Written exercise - Please write out the material that follows, exactly as it stands.
--- START OF Provided records ---
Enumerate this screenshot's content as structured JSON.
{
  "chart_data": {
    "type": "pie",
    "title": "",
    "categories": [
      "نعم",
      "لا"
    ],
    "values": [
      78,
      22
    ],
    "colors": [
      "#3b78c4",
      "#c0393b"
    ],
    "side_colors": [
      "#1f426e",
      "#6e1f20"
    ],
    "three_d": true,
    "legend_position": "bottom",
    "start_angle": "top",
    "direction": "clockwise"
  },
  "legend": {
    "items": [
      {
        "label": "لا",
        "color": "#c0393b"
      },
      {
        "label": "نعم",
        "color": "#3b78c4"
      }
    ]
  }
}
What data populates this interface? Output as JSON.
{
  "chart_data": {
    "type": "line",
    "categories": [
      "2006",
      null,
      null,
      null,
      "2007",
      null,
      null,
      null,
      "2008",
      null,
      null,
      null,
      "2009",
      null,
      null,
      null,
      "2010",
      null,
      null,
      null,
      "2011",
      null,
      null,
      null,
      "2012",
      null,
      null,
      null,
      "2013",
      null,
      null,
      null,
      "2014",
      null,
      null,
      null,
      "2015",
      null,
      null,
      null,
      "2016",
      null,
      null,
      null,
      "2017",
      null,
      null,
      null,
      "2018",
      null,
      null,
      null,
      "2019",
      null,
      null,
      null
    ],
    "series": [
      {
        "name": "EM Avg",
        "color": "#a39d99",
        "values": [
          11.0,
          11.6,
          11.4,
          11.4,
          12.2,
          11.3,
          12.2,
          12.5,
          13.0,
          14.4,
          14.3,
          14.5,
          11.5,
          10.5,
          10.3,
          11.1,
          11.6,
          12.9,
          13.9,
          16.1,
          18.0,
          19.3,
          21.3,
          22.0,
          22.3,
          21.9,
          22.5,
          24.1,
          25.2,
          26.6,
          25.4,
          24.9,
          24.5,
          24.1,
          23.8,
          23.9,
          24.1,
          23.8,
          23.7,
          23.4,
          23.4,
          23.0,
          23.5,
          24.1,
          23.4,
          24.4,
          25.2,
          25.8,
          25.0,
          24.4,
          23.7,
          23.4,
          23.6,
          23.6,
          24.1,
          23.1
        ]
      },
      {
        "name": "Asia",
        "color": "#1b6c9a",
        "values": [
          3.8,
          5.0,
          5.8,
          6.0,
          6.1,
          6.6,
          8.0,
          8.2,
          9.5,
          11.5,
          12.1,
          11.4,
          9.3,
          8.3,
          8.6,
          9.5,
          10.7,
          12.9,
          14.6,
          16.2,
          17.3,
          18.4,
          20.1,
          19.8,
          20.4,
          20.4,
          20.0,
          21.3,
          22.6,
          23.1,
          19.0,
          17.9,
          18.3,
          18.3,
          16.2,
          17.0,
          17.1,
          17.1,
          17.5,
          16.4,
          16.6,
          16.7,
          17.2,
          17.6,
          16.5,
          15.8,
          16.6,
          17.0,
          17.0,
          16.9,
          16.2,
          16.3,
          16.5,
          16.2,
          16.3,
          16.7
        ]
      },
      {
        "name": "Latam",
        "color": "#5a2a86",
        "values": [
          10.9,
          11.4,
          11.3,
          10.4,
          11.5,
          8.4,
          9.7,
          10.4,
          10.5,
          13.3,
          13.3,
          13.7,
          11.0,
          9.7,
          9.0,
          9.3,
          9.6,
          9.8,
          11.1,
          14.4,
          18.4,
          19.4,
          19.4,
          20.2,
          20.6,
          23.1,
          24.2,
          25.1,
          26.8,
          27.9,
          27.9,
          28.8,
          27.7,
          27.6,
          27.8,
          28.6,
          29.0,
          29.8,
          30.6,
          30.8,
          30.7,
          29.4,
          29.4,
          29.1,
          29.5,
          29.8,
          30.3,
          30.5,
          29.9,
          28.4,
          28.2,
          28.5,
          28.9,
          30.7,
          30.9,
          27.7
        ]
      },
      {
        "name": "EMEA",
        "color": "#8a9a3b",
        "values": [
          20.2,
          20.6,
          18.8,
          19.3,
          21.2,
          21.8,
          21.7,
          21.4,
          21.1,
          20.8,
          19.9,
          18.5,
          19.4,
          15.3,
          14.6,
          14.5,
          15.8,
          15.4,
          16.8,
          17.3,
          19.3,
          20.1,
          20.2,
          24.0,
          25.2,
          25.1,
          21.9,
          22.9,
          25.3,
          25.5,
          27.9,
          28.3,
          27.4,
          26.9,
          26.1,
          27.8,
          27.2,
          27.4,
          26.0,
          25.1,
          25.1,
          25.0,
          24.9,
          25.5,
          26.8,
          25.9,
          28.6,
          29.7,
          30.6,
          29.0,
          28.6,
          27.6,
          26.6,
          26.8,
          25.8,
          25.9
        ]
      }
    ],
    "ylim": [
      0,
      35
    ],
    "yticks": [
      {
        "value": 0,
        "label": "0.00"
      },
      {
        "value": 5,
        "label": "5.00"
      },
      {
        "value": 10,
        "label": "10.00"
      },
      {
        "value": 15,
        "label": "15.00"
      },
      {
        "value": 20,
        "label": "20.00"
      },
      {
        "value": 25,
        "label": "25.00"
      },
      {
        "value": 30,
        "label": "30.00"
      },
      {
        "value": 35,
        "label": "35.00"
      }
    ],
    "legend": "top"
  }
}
--- END OF Provided records ---
Final result -
Enumerate this screenshot's content as structured JSON.
{
  "chart_data": {
    "type": "pie",
    "title": "",
    "categories": [
      "نعم",
      "لا"
    ],
    "values": [
      78,
      22
    ],
    "colors": [
      "#3b78c4",
      "#c0393b"
    ],
    "side_colors": [
      "#1f426e",
      "#6e1f20"
    ],
    "three_d": true,
    "legend_position": "bottom",
    "start_angle": "top",
    "direction": "clockwise"
  },
  "legend": {
    "items": [
      {
        "label": "لا",
        "color": "#c0393b"
      },
      {
        "label": "نعم",
        "color": "#3b78c4"
      }
    ]
  }
}
What data populates this interface? Output as JSON.
{
  "chart_data": {
    "type": "line",
    "categories": [
      "2006",
      null,
      null,
      null,
      "2007",
      null,
      null,
      null,
      "2008",
      null,
      null,
      null,
      "2009",
      null,
      null,
      null,
      "2010",
      null,
      null,
      null,
      "2011",
      null,
      null,
      null,
      "2012",
      null,
      null,
      null,
      "2013",
      null,
      null,
      null,
      "2014",
      null,
      null,
      null,
      "2015",
      null,
      null,
      null,
      "2016",
      null,
      null,
      null,
      "2017",
      null,
      null,
      null,
      "2018",
      null,
      null,
      null,
      "2019",
      null,
      null,
      null
    ],
    "series": [
      {
        "name": "EM Avg",
        "color": "#a39d99",
        "values": [
          11.0,
          11.6,
          11.4,
          11.4,
          12.2,
          11.3,
          12.2,
          12.5,
          13.0,
          14.4,
          14.3,
          14.5,
          11.5,
          10.5,
          10.3,
          11.1,
          11.6,
          12.9,
          13.9,
          16.1,
          18.0,
          19.3,
          21.3,
          22.0,
          22.3,
          21.9,
          22.5,
          24.1,
          25.2,
          26.6,
          25.4,
          24.9,
          24.5,
          24.1,
          23.8,
          23.9,
          24.1,
          23.8,
          23.7,
          23.4,
          23.4,
          23.0,
          23.5,
          24.1,
          23.4,
          24.4,
          25.2,
          25.8,
          25.0,
          24.4,
          23.7,
          23.4,
          23.6,
          23.6,
          24.1,
          23.1
        ]
      },
      {
        "name": "Asia",
        "color": "#1b6c9a",
        "values": [
          3.8,
          5.0,
          5.8,
          6.0,
          6.1,
          6.6,
          8.0,
          8.2,
          9.5,
          11.5,
          12.1,
          11.4,
          9.3,
          8.3,
          8.6,
          9.5,
          10.7,
          12.9,
          14.6,
          16.2,
          17.3,
          18.4,
          20.1,
          19.8,
          20.4,
          20.4,
          20.0,
          21.3,
          22.6,
          23.1,
          19.0,
          17.9,
          18.3,
          18.3,
          16.2,
          17.0,
          17.1,
          17.1,
          17.5,
          16.4,
          16.6,
          16.7,
          17.2,
          17.6,
          16.5,
          15.8,
          16.6,
          17.0,
          17.0,
          16.9,
          16.2,
          16.3,
          16.5,
          16.2,
          16.3,
          16.7
        ]
      },
      {
        "name": "Latam",
        "color": "#5a2a86",
        "values": [
          10.9,
          11.4,
          11.3,
          10.4,
          11.5,
          8.4,
          9.7,
          10.4,
          10.5,
          13.3,
          13.3,
          13.7,
          11.0,
          9.7,
          9.0,
          9.3,
          9.6,
          9.8,
          11.1,
          14.4,
          18.4,
          19.4,
          19.4,
          20.2,
          20.6,
          23.1,
          24.2,
          25.1,
          26.8,
          27.9,
          27.9,
          28.8,
          27.7,
          27.6,
          27.8,
          28.6,
          29.0,
          29.8,
          30.6,
          30.8,
          30.7,
          29.4,
          29.4,
          29.1,
          29.5,
          29.8,
          30.3,
          30.5,
          29.9,
          28.4,
          28.2,
          28.5,
          28.9,
          30.7,
          30.9,
          27.7
        ]
      },
      {
        "name": "EMEA",
        "color": "#8a9a3b",
        "values": [
          20.2,
          20.6,
          18.8,
          19.3,
          21.2,
          21.8,
          21.7,
          21.4,
          21.1,
          20.8,
          19.9,
          18.5,
          19.4,
          15.3,
          14.6,
          14.5,
          15.8,
          15.4,
          16.8,
          17.3,
          19.3,
          20.1,
          20.2,
          24.0,
          25.2,
          25.1,
          21.9,
          22.9,
          25.3,
          25.5,
          27.9,
          28.3,
          27.4,
          26.9,
          26.1,
          27.8,
          27.2,
          27.4,
          26.0,
          25.1,
          25.1,
          25.0,
          24.9,
          25.5,
          26.8,
          25.9,
          28.6,
          29.7,
          30.6,
          29.0,
          28.6,
          27.6,
          26.6,
          26.8,
          25.8,
          25.9
        ]
      }
    ],
    "ylim": [
      0,
      35
    ],
    "yticks": [
      {
        "value": 0,
        "label": "0.00"
      },
      {
        "value": 5,
        "label": "5.00"
      },
      {
        "value": 10,
        "label": "10.00"
      },
      {
        "value": 15,
        "label": "15.00"
      },
      {
        "value": 20,
        "label": "20.00"
      },
      {
        "value": 25,
        "label": "25.00"
      },
      {
        "value": 30,
        "label": "30.00"
      },
      {
        "value": 35,
        "label": "35.00"
      }
    ],
    "legend": "top"
  }
}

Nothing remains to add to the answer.